───── THE INPUT

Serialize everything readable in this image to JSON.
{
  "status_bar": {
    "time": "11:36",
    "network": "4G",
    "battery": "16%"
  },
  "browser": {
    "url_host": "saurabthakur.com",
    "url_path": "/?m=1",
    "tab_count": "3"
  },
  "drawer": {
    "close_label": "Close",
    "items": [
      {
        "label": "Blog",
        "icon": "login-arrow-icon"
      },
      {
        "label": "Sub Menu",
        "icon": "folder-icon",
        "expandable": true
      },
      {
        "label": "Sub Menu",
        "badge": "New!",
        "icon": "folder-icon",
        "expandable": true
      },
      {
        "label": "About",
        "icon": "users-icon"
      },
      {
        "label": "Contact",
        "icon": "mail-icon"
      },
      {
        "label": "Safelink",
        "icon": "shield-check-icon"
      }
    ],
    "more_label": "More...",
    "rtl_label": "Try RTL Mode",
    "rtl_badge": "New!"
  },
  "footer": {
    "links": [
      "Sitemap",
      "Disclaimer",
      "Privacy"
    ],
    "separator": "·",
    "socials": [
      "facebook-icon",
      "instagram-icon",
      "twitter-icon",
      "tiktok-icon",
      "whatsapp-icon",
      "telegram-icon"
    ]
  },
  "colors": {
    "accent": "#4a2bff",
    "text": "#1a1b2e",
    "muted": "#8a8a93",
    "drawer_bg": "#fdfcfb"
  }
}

──────────
───── THE INPUT

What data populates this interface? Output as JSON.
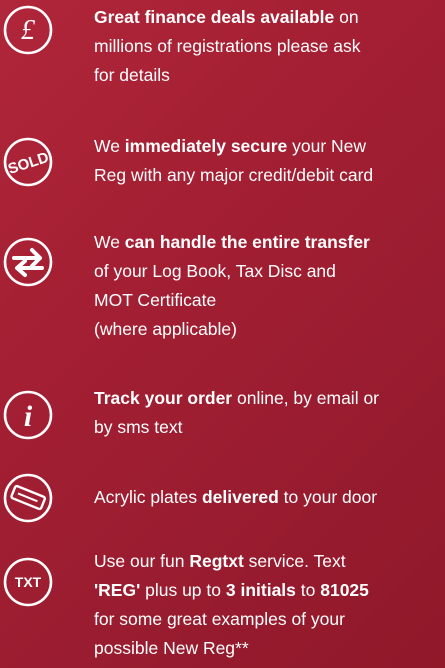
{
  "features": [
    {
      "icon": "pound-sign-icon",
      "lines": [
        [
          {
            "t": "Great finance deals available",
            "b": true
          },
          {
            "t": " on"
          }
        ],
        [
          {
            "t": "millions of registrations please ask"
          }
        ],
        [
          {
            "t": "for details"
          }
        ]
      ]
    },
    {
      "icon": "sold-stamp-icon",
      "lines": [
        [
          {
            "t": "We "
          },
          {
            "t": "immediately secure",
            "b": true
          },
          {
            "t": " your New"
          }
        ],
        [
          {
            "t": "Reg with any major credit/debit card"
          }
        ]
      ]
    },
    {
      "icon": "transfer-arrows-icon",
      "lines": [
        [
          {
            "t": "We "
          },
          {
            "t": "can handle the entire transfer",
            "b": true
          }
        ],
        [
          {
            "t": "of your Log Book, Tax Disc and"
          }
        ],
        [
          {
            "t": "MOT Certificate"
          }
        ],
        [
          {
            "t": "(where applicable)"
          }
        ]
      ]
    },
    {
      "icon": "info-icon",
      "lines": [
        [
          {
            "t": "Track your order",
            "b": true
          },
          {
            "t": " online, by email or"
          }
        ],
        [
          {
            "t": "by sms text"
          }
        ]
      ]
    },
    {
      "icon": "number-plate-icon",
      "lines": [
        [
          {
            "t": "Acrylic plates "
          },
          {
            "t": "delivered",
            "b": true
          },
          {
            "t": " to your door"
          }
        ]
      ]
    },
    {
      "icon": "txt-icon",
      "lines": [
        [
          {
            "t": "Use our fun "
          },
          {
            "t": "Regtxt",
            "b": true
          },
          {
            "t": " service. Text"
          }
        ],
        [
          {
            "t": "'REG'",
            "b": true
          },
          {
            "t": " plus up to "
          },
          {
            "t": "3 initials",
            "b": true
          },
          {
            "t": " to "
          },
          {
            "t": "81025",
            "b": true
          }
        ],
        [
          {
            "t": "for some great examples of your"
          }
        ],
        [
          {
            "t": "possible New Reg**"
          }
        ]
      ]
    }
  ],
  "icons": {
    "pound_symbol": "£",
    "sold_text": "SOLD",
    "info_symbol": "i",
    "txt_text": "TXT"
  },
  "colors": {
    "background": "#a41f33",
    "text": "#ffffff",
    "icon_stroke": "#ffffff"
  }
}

──────────

- **WHAT TO WORK ON**
Review the preceding data and report every line that includes the string "JSON".

- **COMPLETE RESPONSE**
Serialize everything readable in this image to JSON.
What data populates this interface? Output as JSON.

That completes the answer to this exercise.